# Supplied data
::::::::
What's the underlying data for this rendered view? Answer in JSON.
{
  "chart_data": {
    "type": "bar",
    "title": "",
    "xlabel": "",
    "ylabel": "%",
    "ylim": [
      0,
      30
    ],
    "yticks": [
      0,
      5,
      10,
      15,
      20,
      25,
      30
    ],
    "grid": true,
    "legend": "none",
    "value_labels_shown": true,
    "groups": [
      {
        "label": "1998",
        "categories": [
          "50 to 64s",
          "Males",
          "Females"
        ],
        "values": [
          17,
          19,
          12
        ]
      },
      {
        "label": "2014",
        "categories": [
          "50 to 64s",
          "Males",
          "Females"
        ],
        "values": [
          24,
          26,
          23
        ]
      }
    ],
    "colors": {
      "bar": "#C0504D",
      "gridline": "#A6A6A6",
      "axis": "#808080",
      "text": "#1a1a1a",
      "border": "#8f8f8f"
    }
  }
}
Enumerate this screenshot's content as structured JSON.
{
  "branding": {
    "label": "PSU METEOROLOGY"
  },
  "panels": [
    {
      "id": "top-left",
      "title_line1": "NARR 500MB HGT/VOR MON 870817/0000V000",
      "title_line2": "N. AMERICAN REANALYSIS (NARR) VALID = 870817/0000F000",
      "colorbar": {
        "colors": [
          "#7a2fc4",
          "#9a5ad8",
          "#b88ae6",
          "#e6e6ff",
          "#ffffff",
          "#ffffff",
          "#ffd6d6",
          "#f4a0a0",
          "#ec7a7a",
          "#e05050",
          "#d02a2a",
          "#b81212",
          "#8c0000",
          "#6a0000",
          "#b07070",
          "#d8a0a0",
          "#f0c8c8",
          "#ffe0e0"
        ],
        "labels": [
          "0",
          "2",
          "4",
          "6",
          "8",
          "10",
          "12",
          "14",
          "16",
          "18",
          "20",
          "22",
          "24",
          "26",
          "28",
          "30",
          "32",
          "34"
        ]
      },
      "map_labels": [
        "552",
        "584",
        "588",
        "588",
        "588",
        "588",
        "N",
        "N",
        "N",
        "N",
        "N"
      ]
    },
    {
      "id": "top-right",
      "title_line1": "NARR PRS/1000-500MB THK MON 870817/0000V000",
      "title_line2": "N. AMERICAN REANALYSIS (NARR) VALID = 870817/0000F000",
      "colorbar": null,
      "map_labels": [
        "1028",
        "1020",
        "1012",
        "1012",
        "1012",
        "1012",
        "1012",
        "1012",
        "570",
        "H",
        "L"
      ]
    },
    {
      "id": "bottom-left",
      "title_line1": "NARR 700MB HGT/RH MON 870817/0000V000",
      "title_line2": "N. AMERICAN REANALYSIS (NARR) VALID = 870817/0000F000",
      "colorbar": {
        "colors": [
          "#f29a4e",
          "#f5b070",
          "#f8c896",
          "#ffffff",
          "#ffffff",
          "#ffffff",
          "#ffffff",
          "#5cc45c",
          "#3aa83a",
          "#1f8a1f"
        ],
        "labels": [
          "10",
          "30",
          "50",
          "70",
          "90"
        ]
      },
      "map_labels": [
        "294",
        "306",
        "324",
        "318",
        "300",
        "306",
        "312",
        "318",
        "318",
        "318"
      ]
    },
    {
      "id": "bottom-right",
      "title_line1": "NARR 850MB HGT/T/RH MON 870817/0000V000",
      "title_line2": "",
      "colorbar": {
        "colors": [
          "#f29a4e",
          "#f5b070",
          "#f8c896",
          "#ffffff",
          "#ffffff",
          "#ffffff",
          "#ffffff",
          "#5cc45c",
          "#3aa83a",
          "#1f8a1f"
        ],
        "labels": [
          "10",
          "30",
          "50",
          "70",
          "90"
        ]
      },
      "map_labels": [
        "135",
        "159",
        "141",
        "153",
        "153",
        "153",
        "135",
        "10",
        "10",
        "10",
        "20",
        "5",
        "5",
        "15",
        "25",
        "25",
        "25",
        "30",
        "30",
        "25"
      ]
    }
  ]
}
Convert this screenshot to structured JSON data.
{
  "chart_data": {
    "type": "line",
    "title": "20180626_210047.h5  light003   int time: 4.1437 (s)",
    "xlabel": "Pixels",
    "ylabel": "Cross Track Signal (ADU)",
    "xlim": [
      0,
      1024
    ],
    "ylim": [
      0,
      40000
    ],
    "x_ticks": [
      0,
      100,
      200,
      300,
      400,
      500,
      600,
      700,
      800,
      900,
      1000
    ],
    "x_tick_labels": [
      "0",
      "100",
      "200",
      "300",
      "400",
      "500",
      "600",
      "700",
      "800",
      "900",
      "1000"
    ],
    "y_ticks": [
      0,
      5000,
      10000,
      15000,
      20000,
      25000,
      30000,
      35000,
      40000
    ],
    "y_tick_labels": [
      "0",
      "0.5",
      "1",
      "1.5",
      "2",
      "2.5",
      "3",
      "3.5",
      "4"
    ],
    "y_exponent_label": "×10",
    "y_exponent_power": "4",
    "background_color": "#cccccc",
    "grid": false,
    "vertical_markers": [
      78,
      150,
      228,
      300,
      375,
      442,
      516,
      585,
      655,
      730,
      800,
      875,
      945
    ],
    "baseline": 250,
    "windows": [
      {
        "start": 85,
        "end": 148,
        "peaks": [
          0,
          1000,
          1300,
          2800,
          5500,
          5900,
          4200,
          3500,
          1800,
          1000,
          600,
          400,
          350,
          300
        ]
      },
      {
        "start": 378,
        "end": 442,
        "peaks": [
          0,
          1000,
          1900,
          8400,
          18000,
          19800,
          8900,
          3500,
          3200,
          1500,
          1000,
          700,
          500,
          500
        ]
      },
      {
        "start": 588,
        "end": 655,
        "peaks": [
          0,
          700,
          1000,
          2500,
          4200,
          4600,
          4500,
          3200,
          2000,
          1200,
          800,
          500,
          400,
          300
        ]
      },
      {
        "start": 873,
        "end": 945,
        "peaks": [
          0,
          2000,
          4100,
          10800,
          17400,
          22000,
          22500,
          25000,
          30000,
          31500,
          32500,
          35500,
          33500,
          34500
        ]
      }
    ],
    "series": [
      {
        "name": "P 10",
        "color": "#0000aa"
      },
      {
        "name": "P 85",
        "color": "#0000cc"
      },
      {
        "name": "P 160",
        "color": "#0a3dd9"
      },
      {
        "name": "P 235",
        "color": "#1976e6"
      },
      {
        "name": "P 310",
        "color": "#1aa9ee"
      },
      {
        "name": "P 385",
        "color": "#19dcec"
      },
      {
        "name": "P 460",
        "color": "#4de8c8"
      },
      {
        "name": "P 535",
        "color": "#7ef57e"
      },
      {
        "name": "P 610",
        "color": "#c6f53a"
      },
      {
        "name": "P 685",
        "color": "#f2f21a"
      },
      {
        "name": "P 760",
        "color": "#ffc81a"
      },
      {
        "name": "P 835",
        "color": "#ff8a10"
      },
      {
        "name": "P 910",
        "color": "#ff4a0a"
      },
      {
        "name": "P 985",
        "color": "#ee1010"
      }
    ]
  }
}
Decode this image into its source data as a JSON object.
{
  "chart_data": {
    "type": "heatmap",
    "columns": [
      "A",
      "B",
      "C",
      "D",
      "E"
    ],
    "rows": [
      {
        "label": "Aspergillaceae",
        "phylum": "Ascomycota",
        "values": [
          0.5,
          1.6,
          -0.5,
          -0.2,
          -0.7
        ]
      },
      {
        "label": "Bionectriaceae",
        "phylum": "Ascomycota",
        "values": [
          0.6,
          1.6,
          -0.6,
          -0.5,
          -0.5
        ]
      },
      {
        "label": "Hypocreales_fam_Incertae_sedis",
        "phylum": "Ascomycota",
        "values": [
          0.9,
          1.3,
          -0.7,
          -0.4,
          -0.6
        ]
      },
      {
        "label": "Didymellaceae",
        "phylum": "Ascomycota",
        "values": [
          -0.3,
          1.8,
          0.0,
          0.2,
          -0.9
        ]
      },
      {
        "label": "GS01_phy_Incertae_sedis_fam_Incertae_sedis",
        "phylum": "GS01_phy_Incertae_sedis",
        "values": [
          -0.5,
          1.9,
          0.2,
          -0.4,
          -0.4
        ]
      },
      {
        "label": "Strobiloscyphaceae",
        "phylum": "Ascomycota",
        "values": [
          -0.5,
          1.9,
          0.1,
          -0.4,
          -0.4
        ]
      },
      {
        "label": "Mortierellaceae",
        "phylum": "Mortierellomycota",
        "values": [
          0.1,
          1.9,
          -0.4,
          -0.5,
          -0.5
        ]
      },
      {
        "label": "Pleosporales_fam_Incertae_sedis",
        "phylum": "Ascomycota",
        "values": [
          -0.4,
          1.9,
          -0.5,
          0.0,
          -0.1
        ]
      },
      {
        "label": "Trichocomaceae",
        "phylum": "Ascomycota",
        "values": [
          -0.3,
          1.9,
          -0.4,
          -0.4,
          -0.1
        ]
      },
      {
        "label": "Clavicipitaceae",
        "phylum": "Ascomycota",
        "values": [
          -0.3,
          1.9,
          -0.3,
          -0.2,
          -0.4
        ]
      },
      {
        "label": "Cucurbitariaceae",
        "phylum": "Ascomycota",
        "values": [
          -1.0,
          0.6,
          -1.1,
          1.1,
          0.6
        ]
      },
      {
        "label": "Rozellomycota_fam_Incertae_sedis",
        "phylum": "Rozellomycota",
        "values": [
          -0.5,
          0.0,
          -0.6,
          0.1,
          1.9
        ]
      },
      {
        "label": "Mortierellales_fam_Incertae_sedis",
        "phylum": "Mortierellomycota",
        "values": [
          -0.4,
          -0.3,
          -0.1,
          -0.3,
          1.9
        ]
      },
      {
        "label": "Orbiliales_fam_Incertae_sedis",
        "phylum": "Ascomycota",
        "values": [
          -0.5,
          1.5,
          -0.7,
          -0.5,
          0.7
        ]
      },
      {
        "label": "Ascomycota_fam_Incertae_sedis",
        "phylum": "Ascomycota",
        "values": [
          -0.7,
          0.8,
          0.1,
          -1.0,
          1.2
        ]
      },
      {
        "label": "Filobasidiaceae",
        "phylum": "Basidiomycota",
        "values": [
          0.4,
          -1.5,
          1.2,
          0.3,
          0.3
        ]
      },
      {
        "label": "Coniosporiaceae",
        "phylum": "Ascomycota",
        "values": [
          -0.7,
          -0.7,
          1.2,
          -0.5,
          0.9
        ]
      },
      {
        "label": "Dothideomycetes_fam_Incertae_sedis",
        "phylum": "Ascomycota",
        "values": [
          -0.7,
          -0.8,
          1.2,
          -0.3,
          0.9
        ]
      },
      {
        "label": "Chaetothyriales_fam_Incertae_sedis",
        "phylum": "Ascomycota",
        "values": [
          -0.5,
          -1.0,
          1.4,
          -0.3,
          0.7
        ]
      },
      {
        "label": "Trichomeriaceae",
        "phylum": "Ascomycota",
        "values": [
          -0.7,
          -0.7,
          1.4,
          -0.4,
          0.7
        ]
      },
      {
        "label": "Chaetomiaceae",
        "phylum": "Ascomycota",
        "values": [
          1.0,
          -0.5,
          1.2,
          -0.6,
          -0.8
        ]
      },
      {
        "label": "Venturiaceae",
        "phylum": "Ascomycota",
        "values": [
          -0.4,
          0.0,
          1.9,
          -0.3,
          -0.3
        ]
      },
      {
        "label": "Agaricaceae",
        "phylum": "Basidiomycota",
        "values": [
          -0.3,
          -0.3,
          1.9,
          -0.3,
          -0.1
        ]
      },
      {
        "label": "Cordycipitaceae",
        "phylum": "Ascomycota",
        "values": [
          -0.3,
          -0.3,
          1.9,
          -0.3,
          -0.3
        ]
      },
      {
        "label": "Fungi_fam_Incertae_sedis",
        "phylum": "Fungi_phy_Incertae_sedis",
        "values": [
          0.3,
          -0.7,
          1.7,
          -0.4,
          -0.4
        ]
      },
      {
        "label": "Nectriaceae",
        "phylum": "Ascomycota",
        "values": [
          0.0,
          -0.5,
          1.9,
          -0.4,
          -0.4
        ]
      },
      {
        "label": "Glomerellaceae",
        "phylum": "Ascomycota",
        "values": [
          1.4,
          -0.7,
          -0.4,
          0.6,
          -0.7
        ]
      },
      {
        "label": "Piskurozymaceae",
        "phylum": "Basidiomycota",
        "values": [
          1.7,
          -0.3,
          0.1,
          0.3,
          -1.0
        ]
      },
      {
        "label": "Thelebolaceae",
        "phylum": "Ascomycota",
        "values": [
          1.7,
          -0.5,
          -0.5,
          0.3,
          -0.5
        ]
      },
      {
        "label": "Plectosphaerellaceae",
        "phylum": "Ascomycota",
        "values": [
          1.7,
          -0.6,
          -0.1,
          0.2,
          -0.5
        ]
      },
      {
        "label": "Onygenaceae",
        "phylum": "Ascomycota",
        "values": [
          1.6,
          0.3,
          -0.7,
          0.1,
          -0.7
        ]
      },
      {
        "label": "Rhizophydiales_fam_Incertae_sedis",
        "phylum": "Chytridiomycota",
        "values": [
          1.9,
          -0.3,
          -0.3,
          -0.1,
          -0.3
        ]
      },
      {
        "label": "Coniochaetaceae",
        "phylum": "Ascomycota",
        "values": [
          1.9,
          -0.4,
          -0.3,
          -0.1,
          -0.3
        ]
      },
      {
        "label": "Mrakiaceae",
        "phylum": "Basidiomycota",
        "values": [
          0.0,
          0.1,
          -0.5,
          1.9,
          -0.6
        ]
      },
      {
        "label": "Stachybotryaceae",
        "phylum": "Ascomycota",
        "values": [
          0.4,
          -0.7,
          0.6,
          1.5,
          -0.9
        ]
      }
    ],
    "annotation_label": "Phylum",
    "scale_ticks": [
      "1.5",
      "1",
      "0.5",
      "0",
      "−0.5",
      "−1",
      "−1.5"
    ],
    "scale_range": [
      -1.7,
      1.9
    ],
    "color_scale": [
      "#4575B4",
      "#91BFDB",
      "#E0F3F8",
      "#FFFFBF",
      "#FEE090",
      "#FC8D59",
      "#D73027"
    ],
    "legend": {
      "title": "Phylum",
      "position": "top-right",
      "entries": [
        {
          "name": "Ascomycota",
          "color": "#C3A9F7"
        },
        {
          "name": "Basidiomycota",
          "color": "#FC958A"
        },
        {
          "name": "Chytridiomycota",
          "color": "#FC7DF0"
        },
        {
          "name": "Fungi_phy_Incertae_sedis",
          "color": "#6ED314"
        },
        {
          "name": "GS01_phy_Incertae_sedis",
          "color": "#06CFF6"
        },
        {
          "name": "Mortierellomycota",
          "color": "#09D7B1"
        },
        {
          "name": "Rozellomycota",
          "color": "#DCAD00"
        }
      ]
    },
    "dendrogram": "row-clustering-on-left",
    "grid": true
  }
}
::::::::
# The request
Read the data above. Pull out each line in which the string "true" appears.

# Solution for this exercise
    "grid": true,
    "value_labels_shown": true,
    "grid": true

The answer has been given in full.